# Written task:
Can you print every one of the following records again, character for character, with no changes?

# Excerpt from a dataset:
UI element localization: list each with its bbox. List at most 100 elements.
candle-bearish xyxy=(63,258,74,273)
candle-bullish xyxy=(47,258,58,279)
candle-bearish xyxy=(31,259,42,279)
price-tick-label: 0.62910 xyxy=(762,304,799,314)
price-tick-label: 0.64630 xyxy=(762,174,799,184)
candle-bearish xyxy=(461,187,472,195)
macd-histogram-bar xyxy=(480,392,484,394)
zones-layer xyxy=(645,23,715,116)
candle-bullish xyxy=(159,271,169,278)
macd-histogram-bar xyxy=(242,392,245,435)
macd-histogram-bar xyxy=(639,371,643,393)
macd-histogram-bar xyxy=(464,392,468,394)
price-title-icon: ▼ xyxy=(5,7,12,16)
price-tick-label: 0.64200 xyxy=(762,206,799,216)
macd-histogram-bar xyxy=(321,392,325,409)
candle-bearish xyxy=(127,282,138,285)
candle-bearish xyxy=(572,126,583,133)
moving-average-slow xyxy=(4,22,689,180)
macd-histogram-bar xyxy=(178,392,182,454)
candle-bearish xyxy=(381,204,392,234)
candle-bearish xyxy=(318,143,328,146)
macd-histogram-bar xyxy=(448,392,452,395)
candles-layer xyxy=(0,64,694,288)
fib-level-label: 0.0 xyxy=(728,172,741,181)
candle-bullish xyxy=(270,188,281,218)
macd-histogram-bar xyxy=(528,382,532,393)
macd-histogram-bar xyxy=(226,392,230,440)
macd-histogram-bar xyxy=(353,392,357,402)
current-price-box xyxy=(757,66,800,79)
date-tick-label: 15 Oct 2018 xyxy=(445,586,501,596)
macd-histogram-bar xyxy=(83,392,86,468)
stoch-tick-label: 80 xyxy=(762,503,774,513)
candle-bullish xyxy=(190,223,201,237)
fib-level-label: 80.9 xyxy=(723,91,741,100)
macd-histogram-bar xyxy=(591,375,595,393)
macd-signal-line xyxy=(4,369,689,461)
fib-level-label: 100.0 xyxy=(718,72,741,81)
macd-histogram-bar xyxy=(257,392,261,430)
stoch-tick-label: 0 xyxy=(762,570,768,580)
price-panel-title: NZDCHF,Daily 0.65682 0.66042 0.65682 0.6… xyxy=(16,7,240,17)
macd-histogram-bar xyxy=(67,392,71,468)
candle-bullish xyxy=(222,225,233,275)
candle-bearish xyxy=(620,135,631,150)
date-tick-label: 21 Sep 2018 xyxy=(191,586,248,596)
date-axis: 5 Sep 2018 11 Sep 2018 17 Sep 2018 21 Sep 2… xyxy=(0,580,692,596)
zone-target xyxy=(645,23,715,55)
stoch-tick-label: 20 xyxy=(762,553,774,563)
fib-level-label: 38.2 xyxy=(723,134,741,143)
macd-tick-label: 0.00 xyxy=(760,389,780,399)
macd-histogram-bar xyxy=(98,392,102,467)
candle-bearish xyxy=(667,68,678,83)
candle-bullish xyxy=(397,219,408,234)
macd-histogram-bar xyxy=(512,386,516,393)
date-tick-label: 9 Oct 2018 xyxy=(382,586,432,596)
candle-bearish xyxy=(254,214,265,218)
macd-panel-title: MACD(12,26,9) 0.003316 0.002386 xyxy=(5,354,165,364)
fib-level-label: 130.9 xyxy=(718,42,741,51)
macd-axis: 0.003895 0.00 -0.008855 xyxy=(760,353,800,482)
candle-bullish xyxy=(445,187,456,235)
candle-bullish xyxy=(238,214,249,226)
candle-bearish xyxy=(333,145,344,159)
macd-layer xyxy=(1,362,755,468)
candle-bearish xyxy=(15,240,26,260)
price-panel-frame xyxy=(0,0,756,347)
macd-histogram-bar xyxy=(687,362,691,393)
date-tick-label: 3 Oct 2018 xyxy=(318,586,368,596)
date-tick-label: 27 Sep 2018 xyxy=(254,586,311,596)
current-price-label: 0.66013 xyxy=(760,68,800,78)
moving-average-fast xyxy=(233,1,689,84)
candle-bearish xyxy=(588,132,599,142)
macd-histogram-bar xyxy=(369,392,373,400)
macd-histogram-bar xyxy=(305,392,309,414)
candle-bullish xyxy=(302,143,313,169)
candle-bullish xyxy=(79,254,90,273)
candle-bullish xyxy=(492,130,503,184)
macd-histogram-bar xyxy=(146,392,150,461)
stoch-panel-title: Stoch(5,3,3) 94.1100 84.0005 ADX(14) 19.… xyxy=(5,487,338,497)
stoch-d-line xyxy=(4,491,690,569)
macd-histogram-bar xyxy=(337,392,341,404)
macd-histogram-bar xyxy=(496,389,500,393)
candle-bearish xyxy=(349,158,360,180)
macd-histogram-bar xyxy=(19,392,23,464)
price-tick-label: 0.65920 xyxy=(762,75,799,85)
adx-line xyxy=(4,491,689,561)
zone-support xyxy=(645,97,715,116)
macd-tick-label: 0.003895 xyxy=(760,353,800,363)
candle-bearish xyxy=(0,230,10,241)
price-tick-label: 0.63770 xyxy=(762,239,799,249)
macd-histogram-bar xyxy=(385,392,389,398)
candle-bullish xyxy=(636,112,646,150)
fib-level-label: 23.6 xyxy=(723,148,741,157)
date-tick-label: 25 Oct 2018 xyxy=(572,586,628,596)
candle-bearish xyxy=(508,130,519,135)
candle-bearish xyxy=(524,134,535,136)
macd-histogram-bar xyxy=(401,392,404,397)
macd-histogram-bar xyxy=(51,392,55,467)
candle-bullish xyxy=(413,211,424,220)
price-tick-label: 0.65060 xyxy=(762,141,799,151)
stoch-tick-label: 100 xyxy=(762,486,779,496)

# Output of the task:
UI element localization: list each with its bbox. List at most 100 elements.
candle-bearish xyxy=(63,258,74,273)
candle-bullish xyxy=(47,258,58,279)
candle-bearish xyxy=(31,259,42,279)
price-tick-label: 0.62910 xyxy=(762,304,799,314)
price-tick-label: 0.64630 xyxy=(762,174,799,184)
candle-bearish xyxy=(461,187,472,195)
macd-histogram-bar xyxy=(480,392,484,394)
zones-layer xyxy=(645,23,715,116)
candle-bullish xyxy=(159,271,169,278)
macd-histogram-bar xyxy=(242,392,245,435)
macd-histogram-bar xyxy=(639,371,643,393)
macd-histogram-bar xyxy=(464,392,468,394)
price-title-icon: ▼ xyxy=(5,7,12,16)
price-tick-label: 0.64200 xyxy=(762,206,799,216)
macd-histogram-bar xyxy=(321,392,325,409)
candle-bearish xyxy=(127,282,138,285)
candle-bearish xyxy=(572,126,583,133)
moving-average-slow xyxy=(4,22,689,180)
macd-histogram-bar xyxy=(178,392,182,454)
candle-bearish xyxy=(381,204,392,234)
candle-bearish xyxy=(318,143,328,146)
macd-histogram-bar xyxy=(448,392,452,395)
candles-layer xyxy=(0,64,694,288)
fib-level-label: 0.0 xyxy=(728,172,741,181)
candle-bullish xyxy=(270,188,281,218)
macd-histogram-bar xyxy=(528,382,532,393)
macd-histogram-bar xyxy=(226,392,230,440)
macd-histogram-bar xyxy=(353,392,357,402)
current-price-box xyxy=(757,66,800,79)
date-tick-label: 15 Oct 2018 xyxy=(445,586,501,596)
macd-histogram-bar xyxy=(83,392,86,468)
stoch-tick-label: 80 xyxy=(762,503,774,513)
candle-bullish xyxy=(190,223,201,237)
fib-level-label: 80.9 xyxy=(723,91,741,100)
macd-histogram-bar xyxy=(591,375,595,393)
macd-signal-line xyxy=(4,369,689,461)
fib-level-label: 100.0 xyxy=(718,72,741,81)
macd-histogram-bar xyxy=(257,392,261,430)
stoch-tick-label: 0 xyxy=(762,570,768,580)
price-panel-title: NZDCHF,Daily 0.65682 0.66042 0.65682 0.6… xyxy=(16,7,240,17)
macd-histogram-bar xyxy=(67,392,71,468)
candle-bullish xyxy=(222,225,233,275)
candle-bearish xyxy=(620,135,631,150)
date-tick-label: 21 Sep 2018 xyxy=(191,586,248,596)
date-axis: 5 Sep 2018 11 Sep 2018 17 Sep 2018 21 Sep 2… xyxy=(0,580,692,596)
zone-target xyxy=(645,23,715,55)
stoch-tick-label: 20 xyxy=(762,553,774,563)
fib-level-label: 38.2 xyxy=(723,134,741,143)
macd-tick-label: 0.00 xyxy=(760,389,780,399)
macd-histogram-bar xyxy=(98,392,102,467)
candle-bearish xyxy=(667,68,678,83)
candle-bullish xyxy=(397,219,408,234)
macd-histogram-bar xyxy=(512,386,516,393)
date-tick-label: 9 Oct 2018 xyxy=(382,586,432,596)
candle-bearish xyxy=(254,214,265,218)
macd-panel-title: MACD(12,26,9) 0.003316 0.002386 xyxy=(5,354,165,364)
fib-level-label: 130.9 xyxy=(718,42,741,51)
macd-axis: 0.003895 0.00 -0.008855 xyxy=(760,353,800,482)
candle-bullish xyxy=(445,187,456,235)
candle-bullish xyxy=(238,214,249,226)
candle-bearish xyxy=(333,145,344,159)
macd-layer xyxy=(1,362,755,468)
candle-bearish xyxy=(15,240,26,260)
price-panel-frame xyxy=(0,0,756,347)
macd-histogram-bar xyxy=(687,362,691,393)
date-tick-label: 3 Oct 2018 xyxy=(318,586,368,596)
date-tick-label: 27 Sep 2018 xyxy=(254,586,311,596)
current-price-label: 0.66013 xyxy=(760,68,800,78)
moving-average-fast xyxy=(233,1,689,84)
candle-bearish xyxy=(588,132,599,142)
macd-histogram-bar xyxy=(369,392,373,400)
macd-histogram-bar xyxy=(305,392,309,414)
candle-bullish xyxy=(302,143,313,169)
candle-bullish xyxy=(79,254,90,273)
candle-bullish xyxy=(492,130,503,184)
macd-histogram-bar xyxy=(146,392,150,461)
stoch-panel-title: Stoch(5,3,3) 94.1100 84.0005 ADX(14) 19.… xyxy=(5,487,338,497)
stoch-d-line xyxy=(4,491,690,569)
macd-histogram-bar xyxy=(337,392,341,404)
macd-histogram-bar xyxy=(496,389,500,393)
candle-bearish xyxy=(349,158,360,180)
macd-histogram-bar xyxy=(19,392,23,464)
price-tick-label: 0.65920 xyxy=(762,75,799,85)
adx-line xyxy=(4,491,689,561)
zone-support xyxy=(645,97,715,116)
macd-tick-label: 0.003895 xyxy=(760,353,800,363)
candle-bearish xyxy=(0,230,10,241)
price-tick-label: 0.63770 xyxy=(762,239,799,249)
macd-histogram-bar xyxy=(385,392,389,398)
candle-bullish xyxy=(636,112,646,150)
fib-level-label: 23.6 xyxy=(723,148,741,157)
date-tick-label: 25 Oct 2018 xyxy=(572,586,628,596)
candle-bearish xyxy=(508,130,519,135)
candle-bearish xyxy=(524,134,535,136)
macd-histogram-bar xyxy=(401,392,404,397)
macd-histogram-bar xyxy=(51,392,55,467)
candle-bullish xyxy=(413,211,424,220)
price-tick-label: 0.65060 xyxy=(762,141,799,151)
stoch-tick-label: 100 xyxy=(762,486,779,496)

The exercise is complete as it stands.